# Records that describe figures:

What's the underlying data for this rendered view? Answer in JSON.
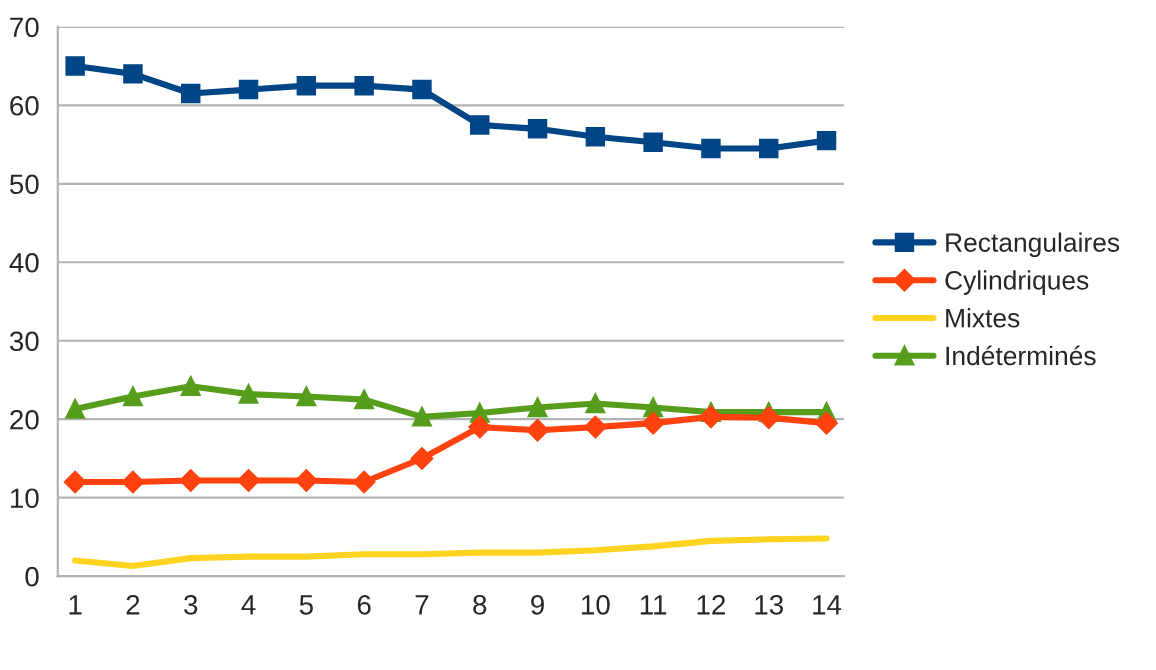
{
  "chart_data": {
    "type": "line",
    "categories": [
      "1",
      "2",
      "3",
      "4",
      "5",
      "6",
      "7",
      "8",
      "9",
      "10",
      "11",
      "12",
      "13",
      "14"
    ],
    "series": [
      {
        "name": "Rectangulaires",
        "color": "#004586",
        "marker": "square",
        "values": [
          65,
          64,
          61.5,
          62,
          62.5,
          62.5,
          62,
          57.5,
          57,
          56,
          55.3,
          54.5,
          54.5,
          55.5
        ]
      },
      {
        "name": "Cylindriques",
        "color": "#ff420e",
        "marker": "diamond",
        "values": [
          12,
          12,
          12.2,
          12.2,
          12.2,
          12,
          15,
          19,
          18.6,
          19,
          19.5,
          20.3,
          20.2,
          19.5
        ]
      },
      {
        "name": "Mixtes",
        "color": "#ffd320",
        "marker": "none",
        "values": [
          2,
          1.3,
          2.3,
          2.5,
          2.5,
          2.8,
          2.8,
          3,
          3,
          3.3,
          3.8,
          4.5,
          4.7,
          4.8
        ]
      },
      {
        "name": "Indéterminés",
        "color": "#579d1c",
        "marker": "triangle",
        "values": [
          21.3,
          22.9,
          24.2,
          23.2,
          22.9,
          22.5,
          20.3,
          20.8,
          21.5,
          22,
          21.5,
          20.9,
          20.9,
          20.9
        ]
      }
    ],
    "ylim": [
      0,
      70
    ],
    "yticks": [
      0,
      10,
      20,
      30,
      40,
      50,
      60,
      70
    ],
    "grid": "y",
    "legend": "right",
    "line_style": "solid"
  }
}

# Problem to solve:
Give the material again exactly as it is, but keep the pictures out.

# Reply to the task:
What's the underlying data for this rendered view? Answer in JSON.
{
  "chart_data": {
    "type": "line",
    "categories": [
      "1",
      "2",
      "3",
      "4",
      "5",
      "6",
      "7",
      "8",
      "9",
      "10",
      "11",
      "12",
      "13",
      "14"
    ],
    "series": [
      {
        "name": "Rectangulaires",
        "color": "#004586",
        "marker": "square",
        "values": [
          65,
          64,
          61.5,
          62,
          62.5,
          62.5,
          62,
          57.5,
          57,
          56,
          55.3,
          54.5,
          54.5,
          55.5
        ]
      },
      {
        "name": "Cylindriques",
        "color": "#ff420e",
        "marker": "diamond",
        "values": [
          12,
          12,
          12.2,
          12.2,
          12.2,
          12,
          15,
          19,
          18.6,
          19,
          19.5,
          20.3,
          20.2,
          19.5
        ]
      },
      {
        "name": "Mixtes",
        "color": "#ffd320",
        "marker": "none",
        "values": [
          2,
          1.3,
          2.3,
          2.5,
          2.5,
          2.8,
          2.8,
          3,
          3,
          3.3,
          3.8,
          4.5,
          4.7,
          4.8
        ]
      },
      {
        "name": "Indéterminés",
        "color": "#579d1c",
        "marker": "triangle",
        "values": [
          21.3,
          22.9,
          24.2,
          23.2,
          22.9,
          22.5,
          20.3,
          20.8,
          21.5,
          22,
          21.5,
          20.9,
          20.9,
          20.9
        ]
      }
    ],
    "ylim": [
      0,
      70
    ],
    "yticks": [
      0,
      10,
      20,
      30,
      40,
      50,
      60,
      70
    ],
    "grid": "y",
    "legend": "right",
    "line_style": "solid"
  }
}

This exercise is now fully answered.